- _DATA PROVIDED_:
★ ★ ★

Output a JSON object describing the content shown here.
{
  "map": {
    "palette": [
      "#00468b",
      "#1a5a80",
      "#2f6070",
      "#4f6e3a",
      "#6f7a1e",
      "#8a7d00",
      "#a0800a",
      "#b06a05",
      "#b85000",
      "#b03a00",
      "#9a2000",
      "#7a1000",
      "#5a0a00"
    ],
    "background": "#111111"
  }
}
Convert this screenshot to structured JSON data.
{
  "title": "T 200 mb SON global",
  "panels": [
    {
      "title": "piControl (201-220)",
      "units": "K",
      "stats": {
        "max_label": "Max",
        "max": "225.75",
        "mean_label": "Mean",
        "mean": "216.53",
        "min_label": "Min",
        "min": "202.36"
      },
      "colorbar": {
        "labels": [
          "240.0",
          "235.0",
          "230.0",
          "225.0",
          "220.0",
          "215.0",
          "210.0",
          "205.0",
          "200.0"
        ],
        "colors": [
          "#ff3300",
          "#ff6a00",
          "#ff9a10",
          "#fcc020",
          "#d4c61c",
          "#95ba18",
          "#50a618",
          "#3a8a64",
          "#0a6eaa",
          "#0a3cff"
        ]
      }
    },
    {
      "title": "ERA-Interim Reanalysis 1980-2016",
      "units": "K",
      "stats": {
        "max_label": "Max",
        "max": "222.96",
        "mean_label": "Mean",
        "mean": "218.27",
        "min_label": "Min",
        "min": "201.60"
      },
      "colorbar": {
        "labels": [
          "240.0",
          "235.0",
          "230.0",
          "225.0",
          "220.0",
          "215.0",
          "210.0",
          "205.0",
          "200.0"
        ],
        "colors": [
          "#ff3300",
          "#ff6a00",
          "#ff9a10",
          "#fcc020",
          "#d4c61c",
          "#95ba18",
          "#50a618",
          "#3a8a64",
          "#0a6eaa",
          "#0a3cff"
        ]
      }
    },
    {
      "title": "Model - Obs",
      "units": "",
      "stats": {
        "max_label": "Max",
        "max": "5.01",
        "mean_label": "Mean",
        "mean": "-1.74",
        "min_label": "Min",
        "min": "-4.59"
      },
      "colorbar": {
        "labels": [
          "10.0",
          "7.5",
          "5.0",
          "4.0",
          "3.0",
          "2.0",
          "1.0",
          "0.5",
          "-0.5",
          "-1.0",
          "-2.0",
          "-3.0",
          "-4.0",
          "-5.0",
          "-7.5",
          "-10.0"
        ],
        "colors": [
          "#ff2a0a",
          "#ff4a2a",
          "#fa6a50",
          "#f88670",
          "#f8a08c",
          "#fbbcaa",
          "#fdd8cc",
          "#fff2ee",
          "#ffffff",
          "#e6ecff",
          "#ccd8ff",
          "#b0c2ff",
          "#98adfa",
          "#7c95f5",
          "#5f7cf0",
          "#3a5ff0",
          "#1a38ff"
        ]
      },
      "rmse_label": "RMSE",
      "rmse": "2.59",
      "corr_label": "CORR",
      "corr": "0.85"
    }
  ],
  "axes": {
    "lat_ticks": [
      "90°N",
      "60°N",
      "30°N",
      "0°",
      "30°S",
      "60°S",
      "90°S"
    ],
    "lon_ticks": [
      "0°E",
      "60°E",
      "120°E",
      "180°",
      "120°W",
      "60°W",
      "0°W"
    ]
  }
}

★ ★ ★

- _THE REQUEST_: Each record must be repeated exactly as it is.

- _OUTPUT BELOW_:
Output a JSON object describing the content shown here.
{
  "map": {
    "palette": [
      "#00468b",
      "#1a5a80",
      "#2f6070",
      "#4f6e3a",
      "#6f7a1e",
      "#8a7d00",
      "#a0800a",
      "#b06a05",
      "#b85000",
      "#b03a00",
      "#9a2000",
      "#7a1000",
      "#5a0a00"
    ],
    "background": "#111111"
  }
}
Convert this screenshot to structured JSON data.
{
  "title": "T 200 mb SON global",
  "panels": [
    {
      "title": "piControl (201-220)",
      "units": "K",
      "stats": {
        "max_label": "Max",
        "max": "225.75",
        "mean_label": "Mean",
        "mean": "216.53",
        "min_label": "Min",
        "min": "202.36"
      },
      "colorbar": {
        "labels": [
          "240.0",
          "235.0",
          "230.0",
          "225.0",
          "220.0",
          "215.0",
          "210.0",
          "205.0",
          "200.0"
        ],
        "colors": [
          "#ff3300",
          "#ff6a00",
          "#ff9a10",
          "#fcc020",
          "#d4c61c",
          "#95ba18",
          "#50a618",
          "#3a8a64",
          "#0a6eaa",
          "#0a3cff"
        ]
      }
    },
    {
      "title": "ERA-Interim Reanalysis 1980-2016",
      "units": "K",
      "stats": {
        "max_label": "Max",
        "max": "222.96",
        "mean_label": "Mean",
        "mean": "218.27",
        "min_label": "Min",
        "min": "201.60"
      },
      "colorbar": {
        "labels": [
          "240.0",
          "235.0",
          "230.0",
          "225.0",
          "220.0",
          "215.0",
          "210.0",
          "205.0",
          "200.0"
        ],
        "colors": [
          "#ff3300",
          "#ff6a00",
          "#ff9a10",
          "#fcc020",
          "#d4c61c",
          "#95ba18",
          "#50a618",
          "#3a8a64",
          "#0a6eaa",
          "#0a3cff"
        ]
      }
    },
    {
      "title": "Model - Obs",
      "units": "",
      "stats": {
        "max_label": "Max",
        "max": "5.01",
        "mean_label": "Mean",
        "mean": "-1.74",
        "min_label": "Min",
        "min": "-4.59"
      },
      "colorbar": {
        "labels": [
          "10.0",
          "7.5",
          "5.0",
          "4.0",
          "3.0",
          "2.0",
          "1.0",
          "0.5",
          "-0.5",
          "-1.0",
          "-2.0",
          "-3.0",
          "-4.0",
          "-5.0",
          "-7.5",
          "-10.0"
        ],
        "colors": [
          "#ff2a0a",
          "#ff4a2a",
          "#fa6a50",
          "#f88670",
          "#f8a08c",
          "#fbbcaa",
          "#fdd8cc",
          "#fff2ee",
          "#ffffff",
          "#e6ecff",
          "#ccd8ff",
          "#b0c2ff",
          "#98adfa",
          "#7c95f5",
          "#5f7cf0",
          "#3a5ff0",
          "#1a38ff"
        ]
      },
      "rmse_label": "RMSE",
      "rmse": "2.59",
      "corr_label": "CORR",
      "corr": "0.85"
    }
  ],
  "axes": {
    "lat_ticks": [
      "90°N",
      "60°N",
      "30°N",
      "0°",
      "30°S",
      "60°S",
      "90°S"
    ],
    "lon_ticks": [
      "0°E",
      "60°E",
      "120°E",
      "180°",
      "120°W",
      "60°W",
      "0°W"
    ]
  }
}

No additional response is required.